Brief: Word for word, retype every entry in the listing.

Records supplied:

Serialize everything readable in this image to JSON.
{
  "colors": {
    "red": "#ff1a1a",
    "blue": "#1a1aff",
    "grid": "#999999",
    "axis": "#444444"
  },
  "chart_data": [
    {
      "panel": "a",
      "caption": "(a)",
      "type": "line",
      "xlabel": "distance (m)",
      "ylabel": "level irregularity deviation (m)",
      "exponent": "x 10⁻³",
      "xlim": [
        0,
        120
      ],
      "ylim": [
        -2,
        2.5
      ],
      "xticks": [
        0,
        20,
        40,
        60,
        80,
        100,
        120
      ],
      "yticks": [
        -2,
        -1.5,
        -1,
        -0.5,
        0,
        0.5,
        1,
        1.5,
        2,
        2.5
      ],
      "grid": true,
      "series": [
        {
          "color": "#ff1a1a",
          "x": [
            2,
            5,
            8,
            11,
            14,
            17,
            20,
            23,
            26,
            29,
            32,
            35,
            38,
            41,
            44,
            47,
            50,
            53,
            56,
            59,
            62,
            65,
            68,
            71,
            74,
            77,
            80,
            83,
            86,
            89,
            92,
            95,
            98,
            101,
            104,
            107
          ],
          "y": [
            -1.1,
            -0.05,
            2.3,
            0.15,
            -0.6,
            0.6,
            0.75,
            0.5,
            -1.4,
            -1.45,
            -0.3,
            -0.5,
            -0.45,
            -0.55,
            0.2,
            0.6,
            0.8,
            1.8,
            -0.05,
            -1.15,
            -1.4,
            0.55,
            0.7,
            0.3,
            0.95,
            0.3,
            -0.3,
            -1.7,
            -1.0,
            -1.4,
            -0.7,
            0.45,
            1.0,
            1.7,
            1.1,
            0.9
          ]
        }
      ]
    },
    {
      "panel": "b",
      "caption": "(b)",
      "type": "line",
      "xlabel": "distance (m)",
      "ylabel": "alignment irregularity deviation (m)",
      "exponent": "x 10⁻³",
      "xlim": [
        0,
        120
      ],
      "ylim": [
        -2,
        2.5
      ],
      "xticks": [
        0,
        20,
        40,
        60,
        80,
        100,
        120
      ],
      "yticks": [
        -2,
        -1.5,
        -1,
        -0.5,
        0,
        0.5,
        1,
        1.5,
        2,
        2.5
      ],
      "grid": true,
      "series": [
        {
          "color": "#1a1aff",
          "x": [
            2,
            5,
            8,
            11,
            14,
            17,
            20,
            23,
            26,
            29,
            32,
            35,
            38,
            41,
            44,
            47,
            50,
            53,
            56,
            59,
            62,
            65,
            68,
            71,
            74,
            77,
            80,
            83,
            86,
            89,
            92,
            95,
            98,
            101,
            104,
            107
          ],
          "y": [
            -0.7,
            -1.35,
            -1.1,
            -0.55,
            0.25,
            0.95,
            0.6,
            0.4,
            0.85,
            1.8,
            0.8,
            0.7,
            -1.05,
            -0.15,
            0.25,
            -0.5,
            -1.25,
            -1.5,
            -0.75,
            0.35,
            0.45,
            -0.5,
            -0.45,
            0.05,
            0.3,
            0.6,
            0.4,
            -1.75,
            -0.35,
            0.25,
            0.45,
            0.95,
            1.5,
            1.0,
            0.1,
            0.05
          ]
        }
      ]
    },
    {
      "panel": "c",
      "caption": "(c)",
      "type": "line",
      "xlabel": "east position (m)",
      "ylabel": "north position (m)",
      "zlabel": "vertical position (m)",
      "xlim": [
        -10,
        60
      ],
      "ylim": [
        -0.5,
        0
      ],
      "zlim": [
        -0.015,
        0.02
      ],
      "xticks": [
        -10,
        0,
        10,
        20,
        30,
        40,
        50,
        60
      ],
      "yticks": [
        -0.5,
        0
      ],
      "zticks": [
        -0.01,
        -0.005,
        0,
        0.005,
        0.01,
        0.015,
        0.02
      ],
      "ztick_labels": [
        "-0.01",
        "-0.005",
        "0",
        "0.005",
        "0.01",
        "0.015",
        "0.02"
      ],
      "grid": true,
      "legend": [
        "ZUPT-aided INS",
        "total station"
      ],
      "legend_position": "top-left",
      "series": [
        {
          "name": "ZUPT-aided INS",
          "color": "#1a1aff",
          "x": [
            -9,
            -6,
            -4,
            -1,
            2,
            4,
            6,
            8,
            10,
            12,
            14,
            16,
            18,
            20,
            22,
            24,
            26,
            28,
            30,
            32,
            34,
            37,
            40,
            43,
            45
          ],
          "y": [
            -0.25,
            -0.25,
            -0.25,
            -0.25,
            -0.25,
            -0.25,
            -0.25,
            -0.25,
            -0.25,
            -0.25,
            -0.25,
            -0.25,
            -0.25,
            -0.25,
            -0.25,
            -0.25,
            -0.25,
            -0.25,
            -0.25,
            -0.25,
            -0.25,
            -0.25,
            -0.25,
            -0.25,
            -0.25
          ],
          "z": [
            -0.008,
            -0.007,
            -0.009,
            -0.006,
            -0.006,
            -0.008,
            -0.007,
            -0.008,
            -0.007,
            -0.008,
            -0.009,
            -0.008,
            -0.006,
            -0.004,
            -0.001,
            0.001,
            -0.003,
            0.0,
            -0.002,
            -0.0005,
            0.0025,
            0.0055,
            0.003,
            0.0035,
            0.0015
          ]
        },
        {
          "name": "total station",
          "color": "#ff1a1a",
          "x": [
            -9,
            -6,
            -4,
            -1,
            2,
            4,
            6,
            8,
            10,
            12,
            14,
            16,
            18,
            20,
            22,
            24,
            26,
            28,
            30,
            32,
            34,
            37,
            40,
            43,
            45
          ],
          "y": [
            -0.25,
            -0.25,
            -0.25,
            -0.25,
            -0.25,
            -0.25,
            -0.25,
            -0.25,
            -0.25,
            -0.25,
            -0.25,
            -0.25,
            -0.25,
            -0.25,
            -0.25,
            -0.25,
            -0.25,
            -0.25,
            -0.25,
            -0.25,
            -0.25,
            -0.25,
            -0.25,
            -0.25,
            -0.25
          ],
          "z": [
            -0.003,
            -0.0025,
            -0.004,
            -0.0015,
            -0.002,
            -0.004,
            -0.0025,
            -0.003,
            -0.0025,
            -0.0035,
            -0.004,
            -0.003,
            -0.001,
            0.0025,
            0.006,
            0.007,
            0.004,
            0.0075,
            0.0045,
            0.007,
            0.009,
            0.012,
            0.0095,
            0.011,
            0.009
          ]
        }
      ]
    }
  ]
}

Exercise answer:
Serialize everything readable in this image to JSON.
{
  "colors": {
    "red": "#ff1a1a",
    "blue": "#1a1aff",
    "grid": "#999999",
    "axis": "#444444"
  },
  "chart_data": [
    {
      "panel": "a",
      "caption": "(a)",
      "type": "line",
      "xlabel": "distance (m)",
      "ylabel": "level irregularity deviation (m)",
      "exponent": "x 10⁻³",
      "xlim": [
        0,
        120
      ],
      "ylim": [
        -2,
        2.5
      ],
      "xticks": [
        0,
        20,
        40,
        60,
        80,
        100,
        120
      ],
      "yticks": [
        -2,
        -1.5,
        -1,
        -0.5,
        0,
        0.5,
        1,
        1.5,
        2,
        2.5
      ],
      "grid": true,
      "series": [
        {
          "color": "#ff1a1a",
          "x": [
            2,
            5,
            8,
            11,
            14,
            17,
            20,
            23,
            26,
            29,
            32,
            35,
            38,
            41,
            44,
            47,
            50,
            53,
            56,
            59,
            62,
            65,
            68,
            71,
            74,
            77,
            80,
            83,
            86,
            89,
            92,
            95,
            98,
            101,
            104,
            107
          ],
          "y": [
            -1.1,
            -0.05,
            2.3,
            0.15,
            -0.6,
            0.6,
            0.75,
            0.5,
            -1.4,
            -1.45,
            -0.3,
            -0.5,
            -0.45,
            -0.55,
            0.2,
            0.6,
            0.8,
            1.8,
            -0.05,
            -1.15,
            -1.4,
            0.55,
            0.7,
            0.3,
            0.95,
            0.3,
            -0.3,
            -1.7,
            -1.0,
            -1.4,
            -0.7,
            0.45,
            1.0,
            1.7,
            1.1,
            0.9
          ]
        }
      ]
    },
    {
      "panel": "b",
      "caption": "(b)",
      "type": "line",
      "xlabel": "distance (m)",
      "ylabel": "alignment irregularity deviation (m)",
      "exponent": "x 10⁻³",
      "xlim": [
        0,
        120
      ],
      "ylim": [
        -2,
        2.5
      ],
      "xticks": [
        0,
        20,
        40,
        60,
        80,
        100,
        120
      ],
      "yticks": [
        -2,
        -1.5,
        -1,
        -0.5,
        0,
        0.5,
        1,
        1.5,
        2,
        2.5
      ],
      "grid": true,
      "series": [
        {
          "color": "#1a1aff",
          "x": [
            2,
            5,
            8,
            11,
            14,
            17,
            20,
            23,
            26,
            29,
            32,
            35,
            38,
            41,
            44,
            47,
            50,
            53,
            56,
            59,
            62,
            65,
            68,
            71,
            74,
            77,
            80,
            83,
            86,
            89,
            92,
            95,
            98,
            101,
            104,
            107
          ],
          "y": [
            -0.7,
            -1.35,
            -1.1,
            -0.55,
            0.25,
            0.95,
            0.6,
            0.4,
            0.85,
            1.8,
            0.8,
            0.7,
            -1.05,
            -0.15,
            0.25,
            -0.5,
            -1.25,
            -1.5,
            -0.75,
            0.35,
            0.45,
            -0.5,
            -0.45,
            0.05,
            0.3,
            0.6,
            0.4,
            -1.75,
            -0.35,
            0.25,
            0.45,
            0.95,
            1.5,
            1.0,
            0.1,
            0.05
          ]
        }
      ]
    },
    {
      "panel": "c",
      "caption": "(c)",
      "type": "line",
      "xlabel": "east position (m)",
      "ylabel": "north position (m)",
      "zlabel": "vertical position (m)",
      "xlim": [
        -10,
        60
      ],
      "ylim": [
        -0.5,
        0
      ],
      "zlim": [
        -0.015,
        0.02
      ],
      "xticks": [
        -10,
        0,
        10,
        20,
        30,
        40,
        50,
        60
      ],
      "yticks": [
        -0.5,
        0
      ],
      "zticks": [
        -0.01,
        -0.005,
        0,
        0.005,
        0.01,
        0.015,
        0.02
      ],
      "ztick_labels": [
        "-0.01",
        "-0.005",
        "0",
        "0.005",
        "0.01",
        "0.015",
        "0.02"
      ],
      "grid": true,
      "legend": [
        "ZUPT-aided INS",
        "total station"
      ],
      "legend_position": "top-left",
      "series": [
        {
          "name": "ZUPT-aided INS",
          "color": "#1a1aff",
          "x": [
            -9,
            -6,
            -4,
            -1,
            2,
            4,
            6,
            8,
            10,
            12,
            14,
            16,
            18,
            20,
            22,
            24,
            26,
            28,
            30,
            32,
            34,
            37,
            40,
            43,
            45
          ],
          "y": [
            -0.25,
            -0.25,
            -0.25,
            -0.25,
            -0.25,
            -0.25,
            -0.25,
            -0.25,
            -0.25,
            -0.25,
            -0.25,
            -0.25,
            -0.25,
            -0.25,
            -0.25,
            -0.25,
            -0.25,
            -0.25,
            -0.25,
            -0.25,
            -0.25,
            -0.25,
            -0.25,
            -0.25,
            -0.25
          ],
          "z": [
            -0.008,
            -0.007,
            -0.009,
            -0.006,
            -0.006,
            -0.008,
            -0.007,
            -0.008,
            -0.007,
            -0.008,
            -0.009,
            -0.008,
            -0.006,
            -0.004,
            -0.001,
            0.001,
            -0.003,
            0.0,
            -0.002,
            -0.0005,
            0.0025,
            0.0055,
            0.003,
            0.0035,
            0.0015
          ]
        },
        {
          "name": "total station",
          "color": "#ff1a1a",
          "x": [
            -9,
            -6,
            -4,
            -1,
            2,
            4,
            6,
            8,
            10,
            12,
            14,
            16,
            18,
            20,
            22,
            24,
            26,
            28,
            30,
            32,
            34,
            37,
            40,
            43,
            45
          ],
          "y": [
            -0.25,
            -0.25,
            -0.25,
            -0.25,
            -0.25,
            -0.25,
            -0.25,
            -0.25,
            -0.25,
            -0.25,
            -0.25,
            -0.25,
            -0.25,
            -0.25,
            -0.25,
            -0.25,
            -0.25,
            -0.25,
            -0.25,
            -0.25,
            -0.25,
            -0.25,
            -0.25,
            -0.25,
            -0.25
          ],
          "z": [
            -0.003,
            -0.0025,
            -0.004,
            -0.0015,
            -0.002,
            -0.004,
            -0.0025,
            -0.003,
            -0.0025,
            -0.0035,
            -0.004,
            -0.003,
            -0.001,
            0.0025,
            0.006,
            0.007,
            0.004,
            0.0075,
            0.0045,
            0.007,
            0.009,
            0.012,
            0.0095,
            0.011,
            0.009
          ]
        }
      ]
    }
  ]
}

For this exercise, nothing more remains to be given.